Items from a dataset:
——

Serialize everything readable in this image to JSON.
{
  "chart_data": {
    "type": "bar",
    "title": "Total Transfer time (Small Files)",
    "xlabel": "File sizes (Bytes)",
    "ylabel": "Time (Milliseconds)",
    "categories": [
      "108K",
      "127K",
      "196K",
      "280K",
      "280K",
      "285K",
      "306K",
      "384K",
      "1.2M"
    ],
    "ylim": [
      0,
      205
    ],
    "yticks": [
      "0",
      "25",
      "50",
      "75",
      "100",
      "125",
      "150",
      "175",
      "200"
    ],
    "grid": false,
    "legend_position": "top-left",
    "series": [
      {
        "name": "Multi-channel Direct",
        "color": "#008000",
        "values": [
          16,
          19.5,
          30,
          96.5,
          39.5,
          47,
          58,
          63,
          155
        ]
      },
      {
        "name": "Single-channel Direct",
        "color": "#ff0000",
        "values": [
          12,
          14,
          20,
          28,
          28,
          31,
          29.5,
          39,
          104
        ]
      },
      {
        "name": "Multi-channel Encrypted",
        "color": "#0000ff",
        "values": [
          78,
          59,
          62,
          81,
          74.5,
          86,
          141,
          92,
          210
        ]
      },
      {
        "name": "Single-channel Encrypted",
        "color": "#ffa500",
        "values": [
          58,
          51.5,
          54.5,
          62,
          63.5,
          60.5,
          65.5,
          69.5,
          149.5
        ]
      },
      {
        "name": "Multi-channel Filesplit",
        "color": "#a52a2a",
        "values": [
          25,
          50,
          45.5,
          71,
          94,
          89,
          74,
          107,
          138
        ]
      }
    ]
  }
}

——

From the entries above, select each line containing the string "color".

        "color": "#008000",
        "color": "#ff0000",
        "color": "#0000ff",
        "color": "#ffa500",
        "color": "#a52a2a",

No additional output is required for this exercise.